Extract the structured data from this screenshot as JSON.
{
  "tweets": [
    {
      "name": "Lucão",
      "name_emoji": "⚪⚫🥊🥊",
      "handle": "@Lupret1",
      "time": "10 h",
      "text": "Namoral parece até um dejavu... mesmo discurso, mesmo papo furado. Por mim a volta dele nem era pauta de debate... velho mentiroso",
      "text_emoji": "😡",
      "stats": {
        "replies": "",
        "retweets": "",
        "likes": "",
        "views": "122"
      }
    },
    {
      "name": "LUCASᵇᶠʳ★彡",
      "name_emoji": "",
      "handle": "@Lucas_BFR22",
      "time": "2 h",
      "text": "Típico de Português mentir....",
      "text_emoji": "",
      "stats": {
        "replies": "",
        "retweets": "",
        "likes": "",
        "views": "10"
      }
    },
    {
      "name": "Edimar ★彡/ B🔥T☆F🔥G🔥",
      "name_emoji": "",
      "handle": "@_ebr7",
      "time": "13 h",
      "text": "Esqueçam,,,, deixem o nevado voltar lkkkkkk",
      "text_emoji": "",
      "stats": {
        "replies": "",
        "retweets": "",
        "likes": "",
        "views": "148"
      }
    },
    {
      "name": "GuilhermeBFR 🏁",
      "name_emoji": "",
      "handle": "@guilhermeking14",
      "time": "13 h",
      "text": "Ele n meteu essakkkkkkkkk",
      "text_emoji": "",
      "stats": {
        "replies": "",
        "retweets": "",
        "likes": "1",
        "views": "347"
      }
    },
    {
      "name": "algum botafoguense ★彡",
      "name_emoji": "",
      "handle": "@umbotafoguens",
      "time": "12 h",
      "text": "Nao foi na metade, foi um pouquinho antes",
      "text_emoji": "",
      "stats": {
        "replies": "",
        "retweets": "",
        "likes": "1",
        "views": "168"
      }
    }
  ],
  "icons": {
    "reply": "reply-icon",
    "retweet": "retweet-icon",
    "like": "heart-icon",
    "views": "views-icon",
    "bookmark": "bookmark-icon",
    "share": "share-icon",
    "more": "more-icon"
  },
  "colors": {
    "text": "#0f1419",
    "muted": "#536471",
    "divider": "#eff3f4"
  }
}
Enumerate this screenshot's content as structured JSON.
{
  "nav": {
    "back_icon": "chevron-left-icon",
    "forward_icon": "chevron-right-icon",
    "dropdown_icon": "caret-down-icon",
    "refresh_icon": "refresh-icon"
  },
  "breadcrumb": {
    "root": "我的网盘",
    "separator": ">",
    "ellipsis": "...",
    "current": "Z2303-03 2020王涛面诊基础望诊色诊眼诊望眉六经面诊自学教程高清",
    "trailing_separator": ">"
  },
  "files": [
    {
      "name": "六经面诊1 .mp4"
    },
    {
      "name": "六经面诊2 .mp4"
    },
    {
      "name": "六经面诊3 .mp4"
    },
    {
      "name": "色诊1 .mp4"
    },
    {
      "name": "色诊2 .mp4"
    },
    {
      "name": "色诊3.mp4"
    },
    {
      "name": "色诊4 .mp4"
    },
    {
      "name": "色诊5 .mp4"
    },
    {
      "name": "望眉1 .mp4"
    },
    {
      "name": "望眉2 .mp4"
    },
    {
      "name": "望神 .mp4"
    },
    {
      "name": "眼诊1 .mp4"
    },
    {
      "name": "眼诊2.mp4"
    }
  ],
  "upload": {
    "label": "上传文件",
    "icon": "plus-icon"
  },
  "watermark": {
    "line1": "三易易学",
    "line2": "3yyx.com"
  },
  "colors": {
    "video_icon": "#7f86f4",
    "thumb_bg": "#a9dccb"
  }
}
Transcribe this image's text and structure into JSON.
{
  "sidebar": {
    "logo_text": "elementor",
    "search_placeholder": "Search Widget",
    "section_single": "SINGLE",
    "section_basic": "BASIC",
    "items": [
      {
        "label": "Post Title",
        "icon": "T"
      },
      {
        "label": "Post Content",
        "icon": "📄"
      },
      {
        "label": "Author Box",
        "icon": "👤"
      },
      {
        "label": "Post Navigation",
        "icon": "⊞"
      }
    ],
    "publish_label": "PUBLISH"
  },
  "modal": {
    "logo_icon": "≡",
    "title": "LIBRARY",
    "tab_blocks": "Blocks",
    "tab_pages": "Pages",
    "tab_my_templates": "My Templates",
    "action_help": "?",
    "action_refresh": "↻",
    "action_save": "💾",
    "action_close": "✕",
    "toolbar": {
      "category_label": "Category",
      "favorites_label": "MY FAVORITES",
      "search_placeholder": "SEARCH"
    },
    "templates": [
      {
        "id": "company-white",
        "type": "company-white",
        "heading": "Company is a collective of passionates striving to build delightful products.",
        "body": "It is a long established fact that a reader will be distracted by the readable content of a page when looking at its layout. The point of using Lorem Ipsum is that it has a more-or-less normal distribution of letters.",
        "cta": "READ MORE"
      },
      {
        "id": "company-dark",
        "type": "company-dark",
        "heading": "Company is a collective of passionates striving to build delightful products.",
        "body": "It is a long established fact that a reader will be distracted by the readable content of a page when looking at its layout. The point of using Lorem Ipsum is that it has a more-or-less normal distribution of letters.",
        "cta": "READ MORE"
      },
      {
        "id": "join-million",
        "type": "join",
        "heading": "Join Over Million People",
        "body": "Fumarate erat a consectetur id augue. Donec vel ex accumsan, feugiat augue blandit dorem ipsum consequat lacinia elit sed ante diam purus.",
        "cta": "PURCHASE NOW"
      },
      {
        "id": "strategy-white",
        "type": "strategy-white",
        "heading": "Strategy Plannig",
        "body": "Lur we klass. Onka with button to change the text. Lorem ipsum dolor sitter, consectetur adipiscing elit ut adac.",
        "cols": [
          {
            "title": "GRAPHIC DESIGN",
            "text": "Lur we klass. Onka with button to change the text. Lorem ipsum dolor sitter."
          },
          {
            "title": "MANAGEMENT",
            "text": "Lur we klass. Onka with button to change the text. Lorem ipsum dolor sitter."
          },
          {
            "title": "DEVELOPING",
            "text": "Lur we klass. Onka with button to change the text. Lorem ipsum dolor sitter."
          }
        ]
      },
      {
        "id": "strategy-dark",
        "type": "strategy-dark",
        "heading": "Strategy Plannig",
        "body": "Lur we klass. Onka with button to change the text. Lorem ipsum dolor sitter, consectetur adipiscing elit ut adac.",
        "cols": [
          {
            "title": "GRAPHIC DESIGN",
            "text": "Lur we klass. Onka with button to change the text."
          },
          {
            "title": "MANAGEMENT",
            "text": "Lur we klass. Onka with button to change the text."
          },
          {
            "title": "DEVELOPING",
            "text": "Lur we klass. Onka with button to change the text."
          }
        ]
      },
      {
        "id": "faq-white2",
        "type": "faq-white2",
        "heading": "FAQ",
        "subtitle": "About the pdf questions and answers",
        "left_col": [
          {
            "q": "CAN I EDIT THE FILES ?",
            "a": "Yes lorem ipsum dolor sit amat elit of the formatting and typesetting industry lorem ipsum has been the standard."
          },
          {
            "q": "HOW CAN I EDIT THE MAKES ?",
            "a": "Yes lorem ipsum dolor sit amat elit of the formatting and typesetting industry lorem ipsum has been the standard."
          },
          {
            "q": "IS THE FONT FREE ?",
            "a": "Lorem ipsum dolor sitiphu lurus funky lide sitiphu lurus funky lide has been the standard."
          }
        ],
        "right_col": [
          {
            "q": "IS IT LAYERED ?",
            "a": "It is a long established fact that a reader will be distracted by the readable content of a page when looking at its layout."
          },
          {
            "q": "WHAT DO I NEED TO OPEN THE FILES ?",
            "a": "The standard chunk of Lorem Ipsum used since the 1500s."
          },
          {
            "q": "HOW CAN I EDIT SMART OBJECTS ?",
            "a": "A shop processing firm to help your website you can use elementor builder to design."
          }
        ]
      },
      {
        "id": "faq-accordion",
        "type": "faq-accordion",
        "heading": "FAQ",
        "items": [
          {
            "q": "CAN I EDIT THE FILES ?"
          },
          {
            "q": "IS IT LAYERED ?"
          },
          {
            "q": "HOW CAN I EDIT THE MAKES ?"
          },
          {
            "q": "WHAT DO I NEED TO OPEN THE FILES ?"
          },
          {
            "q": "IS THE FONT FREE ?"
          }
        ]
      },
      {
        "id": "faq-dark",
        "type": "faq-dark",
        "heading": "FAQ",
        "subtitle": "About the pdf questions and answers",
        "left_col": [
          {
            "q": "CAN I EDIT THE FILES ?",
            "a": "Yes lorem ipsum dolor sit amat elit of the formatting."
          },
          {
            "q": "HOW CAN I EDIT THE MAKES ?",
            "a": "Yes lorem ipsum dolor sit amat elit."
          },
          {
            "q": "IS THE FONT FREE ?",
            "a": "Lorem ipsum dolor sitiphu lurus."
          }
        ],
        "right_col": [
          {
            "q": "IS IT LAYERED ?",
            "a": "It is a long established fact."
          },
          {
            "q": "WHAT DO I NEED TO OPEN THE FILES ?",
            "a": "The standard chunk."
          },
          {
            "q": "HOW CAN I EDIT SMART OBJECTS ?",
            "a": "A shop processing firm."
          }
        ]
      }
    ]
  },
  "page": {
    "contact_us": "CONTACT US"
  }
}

-*-*-

BRIEF: Look through the data above. Copy every line with the string "accordion" in it.

RESULT OF THIS TASK:
        "id": "faq-accordion",
        "type": "faq-accordion",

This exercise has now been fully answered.